_Text block_:
┌──
In addition to the irregularities concerning Grievant's

qualifications, Mr. Steager also cited "considerable unrefuted [testimony] that Mr. Annon's reinstatement was initiated, processed, and in many other respects, handled differently than that of other applicants for employment." Mr. Steager cited the testimony of Mr. Basford who stated that the flow of information regarding Grievant had been from Mr. DeVaul to Personnel, while in most cases the information is transmitted by someone in a personnel capacity within the employing agency.
Mr. Basford indicated that he was unsure of Mr.

DeVaul's role, but that the information was not handled by the individuals at Highways who usually worked with Personnel. Mr. Basford confirmed that Grievant's classification at Pay Grade 12, Step 8B was in compliance with Personnel's regulations but did not recall any prior reinstatement of an employee with an increase in salary of the magnitude in this case. Despite the strict compliance with Personnel Regulations Mr. Basford concluded that the Grievant's salary upon reinstatement was improper. He stated in pertinent part: The merit system, which is the foundation for the Career Service of the Civil Service System, is the basis for all of our regulations. Its strongest platform or element is that of equity and there are a number of employees in the Tax Department who file even another grievance regarding the discrepancy in pay when these kinds of transactions occur. I would have no difficulty with the problem with the salary increase that Mr. Annon received if you could view him in isolation, if there were no other Revenue Agents involved here, but there are a number of other employees in the Tax Department and Revenue Agents who continue to be paid at a salary far below what Mr. Annon was reinstated at, whose qualifications equal to, or exceed his qualifications.
└──
A block of data:
┌──
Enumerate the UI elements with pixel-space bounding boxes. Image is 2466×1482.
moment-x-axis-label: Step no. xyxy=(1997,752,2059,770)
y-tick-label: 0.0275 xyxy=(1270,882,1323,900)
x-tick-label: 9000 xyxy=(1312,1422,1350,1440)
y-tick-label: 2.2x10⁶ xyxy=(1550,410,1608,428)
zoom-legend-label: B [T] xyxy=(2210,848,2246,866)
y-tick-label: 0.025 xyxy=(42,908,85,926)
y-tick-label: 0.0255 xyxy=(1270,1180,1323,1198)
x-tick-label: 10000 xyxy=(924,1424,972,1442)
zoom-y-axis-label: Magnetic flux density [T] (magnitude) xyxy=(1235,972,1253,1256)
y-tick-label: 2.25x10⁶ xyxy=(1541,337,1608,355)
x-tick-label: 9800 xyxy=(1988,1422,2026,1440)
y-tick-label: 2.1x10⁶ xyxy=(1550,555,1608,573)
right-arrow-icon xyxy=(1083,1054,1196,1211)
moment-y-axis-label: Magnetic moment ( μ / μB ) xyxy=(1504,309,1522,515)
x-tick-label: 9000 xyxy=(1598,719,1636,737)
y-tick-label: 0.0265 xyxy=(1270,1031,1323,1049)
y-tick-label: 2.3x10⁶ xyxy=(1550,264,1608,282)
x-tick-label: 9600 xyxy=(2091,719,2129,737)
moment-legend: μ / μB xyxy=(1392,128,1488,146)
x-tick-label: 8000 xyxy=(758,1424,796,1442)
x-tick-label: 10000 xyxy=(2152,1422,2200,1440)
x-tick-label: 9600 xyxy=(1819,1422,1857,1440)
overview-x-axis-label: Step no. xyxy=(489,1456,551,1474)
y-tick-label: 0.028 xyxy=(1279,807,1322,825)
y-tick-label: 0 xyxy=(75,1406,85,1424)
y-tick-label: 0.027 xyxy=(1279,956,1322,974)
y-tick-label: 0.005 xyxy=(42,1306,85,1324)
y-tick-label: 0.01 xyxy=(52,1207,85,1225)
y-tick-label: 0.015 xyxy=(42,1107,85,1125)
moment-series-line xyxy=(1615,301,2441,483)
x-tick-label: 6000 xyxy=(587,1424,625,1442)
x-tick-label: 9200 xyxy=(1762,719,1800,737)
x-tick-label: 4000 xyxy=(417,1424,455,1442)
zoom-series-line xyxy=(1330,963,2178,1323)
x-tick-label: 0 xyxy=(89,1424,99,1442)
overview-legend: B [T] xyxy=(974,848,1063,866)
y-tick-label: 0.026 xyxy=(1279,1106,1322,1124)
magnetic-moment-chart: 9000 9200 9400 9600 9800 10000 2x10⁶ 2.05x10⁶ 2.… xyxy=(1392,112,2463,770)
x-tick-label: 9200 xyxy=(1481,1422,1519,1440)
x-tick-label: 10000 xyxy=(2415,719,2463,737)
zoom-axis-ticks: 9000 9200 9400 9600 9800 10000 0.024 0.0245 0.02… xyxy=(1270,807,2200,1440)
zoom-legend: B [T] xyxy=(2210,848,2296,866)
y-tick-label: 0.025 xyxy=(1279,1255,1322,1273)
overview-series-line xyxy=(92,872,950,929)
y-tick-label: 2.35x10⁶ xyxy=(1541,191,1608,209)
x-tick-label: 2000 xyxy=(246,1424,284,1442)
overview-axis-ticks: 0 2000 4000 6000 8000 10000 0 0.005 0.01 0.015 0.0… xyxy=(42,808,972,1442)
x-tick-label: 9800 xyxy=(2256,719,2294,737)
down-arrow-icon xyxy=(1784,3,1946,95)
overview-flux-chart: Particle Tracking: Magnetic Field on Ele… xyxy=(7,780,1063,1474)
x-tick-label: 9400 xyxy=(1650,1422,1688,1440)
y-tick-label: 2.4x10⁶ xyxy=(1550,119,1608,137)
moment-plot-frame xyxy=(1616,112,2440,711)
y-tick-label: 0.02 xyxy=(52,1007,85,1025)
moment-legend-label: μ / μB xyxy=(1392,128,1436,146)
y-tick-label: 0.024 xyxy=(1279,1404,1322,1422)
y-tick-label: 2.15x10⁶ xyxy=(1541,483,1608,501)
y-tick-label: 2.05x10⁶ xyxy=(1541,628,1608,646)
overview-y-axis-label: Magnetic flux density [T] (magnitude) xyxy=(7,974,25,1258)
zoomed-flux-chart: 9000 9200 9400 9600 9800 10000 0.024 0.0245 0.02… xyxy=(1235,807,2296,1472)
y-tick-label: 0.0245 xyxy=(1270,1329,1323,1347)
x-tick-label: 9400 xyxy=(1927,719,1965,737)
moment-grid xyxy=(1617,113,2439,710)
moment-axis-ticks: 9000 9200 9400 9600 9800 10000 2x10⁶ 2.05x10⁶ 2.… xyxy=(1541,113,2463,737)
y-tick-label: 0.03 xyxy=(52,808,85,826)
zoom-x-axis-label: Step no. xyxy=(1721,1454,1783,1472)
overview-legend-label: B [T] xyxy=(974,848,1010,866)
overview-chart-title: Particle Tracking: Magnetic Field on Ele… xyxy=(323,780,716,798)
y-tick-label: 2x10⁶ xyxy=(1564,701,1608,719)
└──
_Problem requirements_: Translate this sentence from the passage on Mr. Annon's reinstatement into Spanish: "Mr. Basford indicated that he was unsure of Mr. DeVaul's role, but that the information was not handled by the individuals at Highways who usually worked with Personnel."

_Answer_: El Sr. Basford indicó que no estaba seguro del papel del Sr. DeVaul, pero que la información no fue manejada por las personas de Highways que normalmente trabajaban con Personnel.